### [Work to do]
Find and copy lines holding "Dame".

### [Data records]
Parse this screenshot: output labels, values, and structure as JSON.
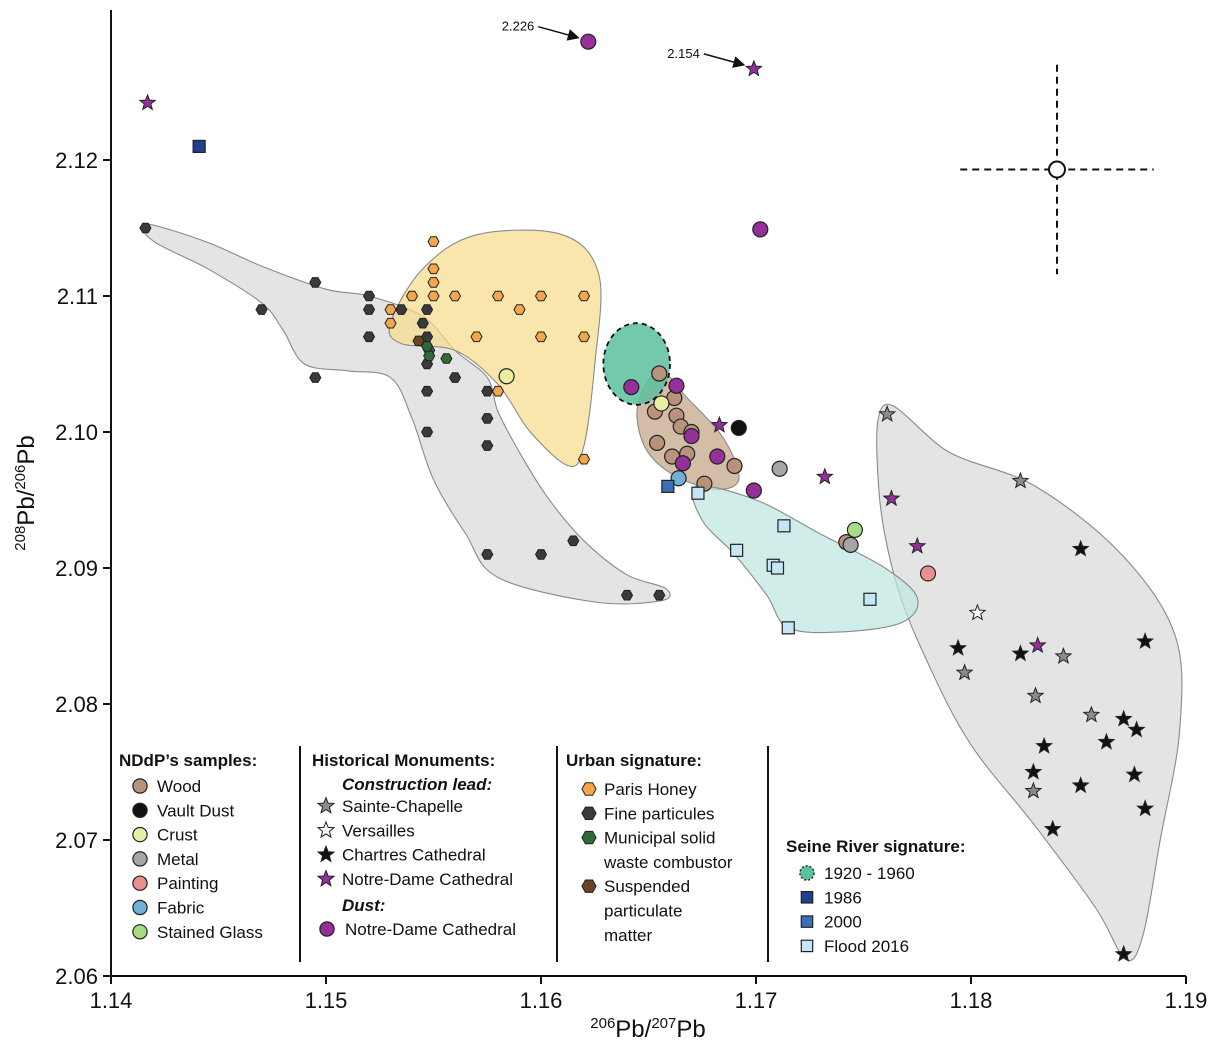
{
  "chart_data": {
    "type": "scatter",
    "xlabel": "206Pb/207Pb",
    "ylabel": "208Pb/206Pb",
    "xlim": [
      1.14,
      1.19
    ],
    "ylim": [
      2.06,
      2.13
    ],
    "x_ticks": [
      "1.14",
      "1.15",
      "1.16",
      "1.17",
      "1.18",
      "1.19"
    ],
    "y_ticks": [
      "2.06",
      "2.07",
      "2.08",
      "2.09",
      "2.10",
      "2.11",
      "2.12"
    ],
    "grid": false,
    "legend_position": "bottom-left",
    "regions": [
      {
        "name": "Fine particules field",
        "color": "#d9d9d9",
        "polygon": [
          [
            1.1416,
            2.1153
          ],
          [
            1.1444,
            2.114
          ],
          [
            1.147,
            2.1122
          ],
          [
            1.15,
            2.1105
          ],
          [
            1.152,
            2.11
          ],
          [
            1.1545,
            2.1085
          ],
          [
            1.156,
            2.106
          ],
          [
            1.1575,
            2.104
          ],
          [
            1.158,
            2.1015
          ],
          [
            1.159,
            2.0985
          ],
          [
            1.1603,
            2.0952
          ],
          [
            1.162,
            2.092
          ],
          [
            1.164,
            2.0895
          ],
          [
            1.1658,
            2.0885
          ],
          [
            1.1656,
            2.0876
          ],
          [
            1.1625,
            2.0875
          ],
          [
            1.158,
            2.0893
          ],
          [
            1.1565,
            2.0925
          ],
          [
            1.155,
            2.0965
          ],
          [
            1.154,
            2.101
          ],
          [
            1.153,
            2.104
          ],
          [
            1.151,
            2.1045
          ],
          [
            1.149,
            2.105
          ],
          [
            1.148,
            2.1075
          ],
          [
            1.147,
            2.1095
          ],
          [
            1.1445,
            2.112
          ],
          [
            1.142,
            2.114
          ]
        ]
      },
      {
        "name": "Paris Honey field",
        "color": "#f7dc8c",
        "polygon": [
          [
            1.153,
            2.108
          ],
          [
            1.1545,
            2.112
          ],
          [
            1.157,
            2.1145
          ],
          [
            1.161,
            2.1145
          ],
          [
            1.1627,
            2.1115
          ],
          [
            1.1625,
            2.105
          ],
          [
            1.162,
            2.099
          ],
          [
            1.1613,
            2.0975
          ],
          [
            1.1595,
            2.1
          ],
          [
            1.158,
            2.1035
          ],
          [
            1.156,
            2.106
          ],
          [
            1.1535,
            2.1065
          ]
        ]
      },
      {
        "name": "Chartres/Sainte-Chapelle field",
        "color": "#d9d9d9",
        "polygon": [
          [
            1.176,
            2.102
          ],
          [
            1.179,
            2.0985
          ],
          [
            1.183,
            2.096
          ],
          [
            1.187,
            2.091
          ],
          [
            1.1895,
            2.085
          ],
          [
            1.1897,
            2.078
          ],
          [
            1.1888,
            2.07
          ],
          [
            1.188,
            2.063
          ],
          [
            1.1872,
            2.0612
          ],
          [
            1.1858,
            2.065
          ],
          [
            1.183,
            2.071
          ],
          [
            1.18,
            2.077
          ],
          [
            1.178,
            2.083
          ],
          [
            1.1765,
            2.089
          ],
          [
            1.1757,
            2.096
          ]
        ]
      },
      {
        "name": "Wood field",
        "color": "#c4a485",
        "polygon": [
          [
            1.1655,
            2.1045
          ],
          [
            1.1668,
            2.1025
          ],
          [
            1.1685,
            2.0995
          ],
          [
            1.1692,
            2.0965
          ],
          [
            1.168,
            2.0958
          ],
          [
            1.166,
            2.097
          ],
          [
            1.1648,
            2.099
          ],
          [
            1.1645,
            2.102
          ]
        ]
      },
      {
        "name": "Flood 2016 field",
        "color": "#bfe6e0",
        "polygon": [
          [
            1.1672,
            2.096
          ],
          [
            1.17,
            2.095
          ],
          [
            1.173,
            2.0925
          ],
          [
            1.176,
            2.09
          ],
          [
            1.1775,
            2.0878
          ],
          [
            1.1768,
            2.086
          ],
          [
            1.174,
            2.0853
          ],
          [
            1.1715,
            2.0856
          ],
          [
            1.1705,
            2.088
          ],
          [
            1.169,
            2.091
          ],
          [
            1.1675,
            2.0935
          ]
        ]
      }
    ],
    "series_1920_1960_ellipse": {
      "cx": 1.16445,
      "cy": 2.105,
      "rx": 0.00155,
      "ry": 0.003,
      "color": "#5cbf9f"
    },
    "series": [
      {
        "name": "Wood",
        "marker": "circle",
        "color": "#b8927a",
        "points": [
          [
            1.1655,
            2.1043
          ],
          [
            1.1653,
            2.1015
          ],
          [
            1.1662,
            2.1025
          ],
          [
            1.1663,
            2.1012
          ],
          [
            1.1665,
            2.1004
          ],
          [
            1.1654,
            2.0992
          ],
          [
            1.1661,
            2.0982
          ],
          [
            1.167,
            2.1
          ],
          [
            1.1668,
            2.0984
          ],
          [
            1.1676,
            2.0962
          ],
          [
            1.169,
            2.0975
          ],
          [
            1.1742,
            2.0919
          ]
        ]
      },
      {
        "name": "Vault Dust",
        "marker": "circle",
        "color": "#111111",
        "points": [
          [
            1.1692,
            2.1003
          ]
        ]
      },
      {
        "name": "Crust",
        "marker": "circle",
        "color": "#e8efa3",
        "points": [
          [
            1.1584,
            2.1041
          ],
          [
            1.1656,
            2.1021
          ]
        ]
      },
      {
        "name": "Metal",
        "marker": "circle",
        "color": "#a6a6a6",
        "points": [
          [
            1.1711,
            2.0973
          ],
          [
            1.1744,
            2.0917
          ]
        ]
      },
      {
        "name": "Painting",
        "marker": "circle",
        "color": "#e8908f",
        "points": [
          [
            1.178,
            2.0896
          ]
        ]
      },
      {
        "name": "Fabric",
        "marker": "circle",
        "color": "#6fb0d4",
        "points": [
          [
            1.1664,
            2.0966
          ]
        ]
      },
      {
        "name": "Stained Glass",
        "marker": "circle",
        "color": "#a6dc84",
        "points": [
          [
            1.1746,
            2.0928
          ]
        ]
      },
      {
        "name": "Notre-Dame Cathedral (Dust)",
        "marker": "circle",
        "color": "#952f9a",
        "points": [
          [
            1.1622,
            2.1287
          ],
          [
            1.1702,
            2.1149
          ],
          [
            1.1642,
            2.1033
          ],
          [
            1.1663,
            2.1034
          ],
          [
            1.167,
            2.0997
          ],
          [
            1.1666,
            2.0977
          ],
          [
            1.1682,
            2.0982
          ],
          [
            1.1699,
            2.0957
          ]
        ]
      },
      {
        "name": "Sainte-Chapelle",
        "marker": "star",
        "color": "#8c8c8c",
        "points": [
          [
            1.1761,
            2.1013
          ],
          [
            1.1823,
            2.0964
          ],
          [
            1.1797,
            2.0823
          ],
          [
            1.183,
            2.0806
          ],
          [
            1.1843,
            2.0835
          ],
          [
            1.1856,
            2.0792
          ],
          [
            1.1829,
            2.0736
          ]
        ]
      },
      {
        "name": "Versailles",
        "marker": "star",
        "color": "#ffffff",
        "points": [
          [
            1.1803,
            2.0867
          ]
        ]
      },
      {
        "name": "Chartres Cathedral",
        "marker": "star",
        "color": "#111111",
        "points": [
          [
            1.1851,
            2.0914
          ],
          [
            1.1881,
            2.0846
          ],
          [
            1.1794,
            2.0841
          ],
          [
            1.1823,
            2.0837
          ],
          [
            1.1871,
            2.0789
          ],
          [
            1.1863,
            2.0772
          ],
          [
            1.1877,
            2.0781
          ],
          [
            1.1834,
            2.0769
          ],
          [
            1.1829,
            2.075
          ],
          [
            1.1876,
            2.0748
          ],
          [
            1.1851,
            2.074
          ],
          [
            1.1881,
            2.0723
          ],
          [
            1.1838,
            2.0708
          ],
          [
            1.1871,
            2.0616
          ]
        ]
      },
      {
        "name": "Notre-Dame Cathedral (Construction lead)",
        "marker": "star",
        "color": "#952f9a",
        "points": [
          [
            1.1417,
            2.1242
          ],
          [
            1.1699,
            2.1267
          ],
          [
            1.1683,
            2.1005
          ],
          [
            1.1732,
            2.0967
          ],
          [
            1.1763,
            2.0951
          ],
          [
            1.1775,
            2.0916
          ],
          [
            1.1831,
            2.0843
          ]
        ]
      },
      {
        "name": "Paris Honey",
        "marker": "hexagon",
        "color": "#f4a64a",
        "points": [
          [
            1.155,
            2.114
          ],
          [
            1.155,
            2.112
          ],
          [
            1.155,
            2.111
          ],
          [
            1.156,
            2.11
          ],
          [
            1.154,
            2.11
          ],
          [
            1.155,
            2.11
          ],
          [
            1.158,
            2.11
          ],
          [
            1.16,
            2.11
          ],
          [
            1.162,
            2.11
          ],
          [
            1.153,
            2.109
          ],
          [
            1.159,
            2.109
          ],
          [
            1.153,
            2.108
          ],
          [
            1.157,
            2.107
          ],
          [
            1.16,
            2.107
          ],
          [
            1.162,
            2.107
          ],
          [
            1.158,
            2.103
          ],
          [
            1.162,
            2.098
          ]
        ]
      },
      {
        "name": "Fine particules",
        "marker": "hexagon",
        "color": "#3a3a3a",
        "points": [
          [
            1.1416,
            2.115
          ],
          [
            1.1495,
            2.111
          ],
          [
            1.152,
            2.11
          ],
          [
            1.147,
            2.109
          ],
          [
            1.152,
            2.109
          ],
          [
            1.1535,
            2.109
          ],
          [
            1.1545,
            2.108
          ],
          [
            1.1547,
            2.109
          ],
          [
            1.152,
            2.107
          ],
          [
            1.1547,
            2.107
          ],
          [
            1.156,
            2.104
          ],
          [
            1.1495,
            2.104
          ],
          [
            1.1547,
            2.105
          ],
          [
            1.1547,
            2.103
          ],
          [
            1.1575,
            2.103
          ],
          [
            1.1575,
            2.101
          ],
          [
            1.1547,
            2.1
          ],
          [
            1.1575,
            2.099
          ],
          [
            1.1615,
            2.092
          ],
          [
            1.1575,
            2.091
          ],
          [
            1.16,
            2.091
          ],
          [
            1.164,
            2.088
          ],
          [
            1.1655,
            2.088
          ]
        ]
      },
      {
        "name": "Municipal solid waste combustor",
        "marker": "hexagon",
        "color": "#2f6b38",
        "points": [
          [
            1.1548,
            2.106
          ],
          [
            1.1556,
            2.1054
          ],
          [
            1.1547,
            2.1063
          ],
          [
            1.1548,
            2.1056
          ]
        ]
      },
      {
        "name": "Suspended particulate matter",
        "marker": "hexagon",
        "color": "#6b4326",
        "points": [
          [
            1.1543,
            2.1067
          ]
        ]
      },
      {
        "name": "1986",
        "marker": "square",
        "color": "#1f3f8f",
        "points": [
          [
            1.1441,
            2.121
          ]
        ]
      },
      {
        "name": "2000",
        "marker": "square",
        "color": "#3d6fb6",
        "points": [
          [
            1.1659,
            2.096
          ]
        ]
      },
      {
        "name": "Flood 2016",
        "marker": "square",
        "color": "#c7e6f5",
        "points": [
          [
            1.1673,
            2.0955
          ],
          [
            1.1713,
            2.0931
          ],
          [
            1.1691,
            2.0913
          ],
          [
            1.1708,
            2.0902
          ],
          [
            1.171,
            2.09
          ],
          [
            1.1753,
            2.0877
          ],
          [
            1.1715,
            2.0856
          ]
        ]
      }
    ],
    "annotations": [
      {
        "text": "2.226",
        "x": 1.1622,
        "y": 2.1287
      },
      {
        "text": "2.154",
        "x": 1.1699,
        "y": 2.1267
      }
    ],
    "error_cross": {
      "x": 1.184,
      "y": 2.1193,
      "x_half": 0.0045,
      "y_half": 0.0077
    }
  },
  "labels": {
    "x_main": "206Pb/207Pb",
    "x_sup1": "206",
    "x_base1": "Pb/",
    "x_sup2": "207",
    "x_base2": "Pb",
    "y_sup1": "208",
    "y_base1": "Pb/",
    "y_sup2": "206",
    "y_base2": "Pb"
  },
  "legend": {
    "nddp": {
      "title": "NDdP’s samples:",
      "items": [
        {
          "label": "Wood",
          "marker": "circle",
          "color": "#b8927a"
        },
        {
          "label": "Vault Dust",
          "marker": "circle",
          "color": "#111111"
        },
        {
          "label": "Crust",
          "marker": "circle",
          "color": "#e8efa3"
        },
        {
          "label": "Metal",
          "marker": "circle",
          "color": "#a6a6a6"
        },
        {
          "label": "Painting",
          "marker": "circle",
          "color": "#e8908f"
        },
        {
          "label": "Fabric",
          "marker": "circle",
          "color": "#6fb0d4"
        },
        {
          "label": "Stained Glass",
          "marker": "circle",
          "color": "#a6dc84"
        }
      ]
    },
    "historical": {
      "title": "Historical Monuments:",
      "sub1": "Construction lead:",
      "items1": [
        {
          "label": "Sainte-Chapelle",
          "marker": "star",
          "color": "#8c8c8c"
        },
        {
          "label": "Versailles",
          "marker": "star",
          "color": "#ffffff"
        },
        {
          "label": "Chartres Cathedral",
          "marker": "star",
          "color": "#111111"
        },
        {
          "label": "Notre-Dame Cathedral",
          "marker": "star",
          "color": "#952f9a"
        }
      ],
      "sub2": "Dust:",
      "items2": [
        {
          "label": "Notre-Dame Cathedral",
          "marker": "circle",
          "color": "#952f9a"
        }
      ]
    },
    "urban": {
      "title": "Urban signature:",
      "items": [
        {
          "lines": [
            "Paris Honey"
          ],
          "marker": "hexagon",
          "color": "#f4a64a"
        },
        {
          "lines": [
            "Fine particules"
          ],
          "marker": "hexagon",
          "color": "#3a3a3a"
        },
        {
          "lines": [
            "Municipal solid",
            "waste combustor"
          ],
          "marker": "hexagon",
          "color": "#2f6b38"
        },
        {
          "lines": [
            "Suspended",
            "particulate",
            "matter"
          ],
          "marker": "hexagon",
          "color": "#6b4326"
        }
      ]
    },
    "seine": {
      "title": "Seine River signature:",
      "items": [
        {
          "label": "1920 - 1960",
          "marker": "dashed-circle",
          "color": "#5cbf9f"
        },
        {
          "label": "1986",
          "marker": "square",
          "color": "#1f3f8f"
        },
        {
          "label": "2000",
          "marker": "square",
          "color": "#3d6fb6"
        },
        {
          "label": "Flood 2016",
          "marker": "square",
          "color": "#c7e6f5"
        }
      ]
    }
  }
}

### [Exercise output]
        "name": "Notre-Dame Cathedral (Dust)",
        "name": "Notre-Dame Cathedral (Construction lead)",
          "label": "Notre-Dame Cathedral",
          "label": "Notre-Dame Cathedral",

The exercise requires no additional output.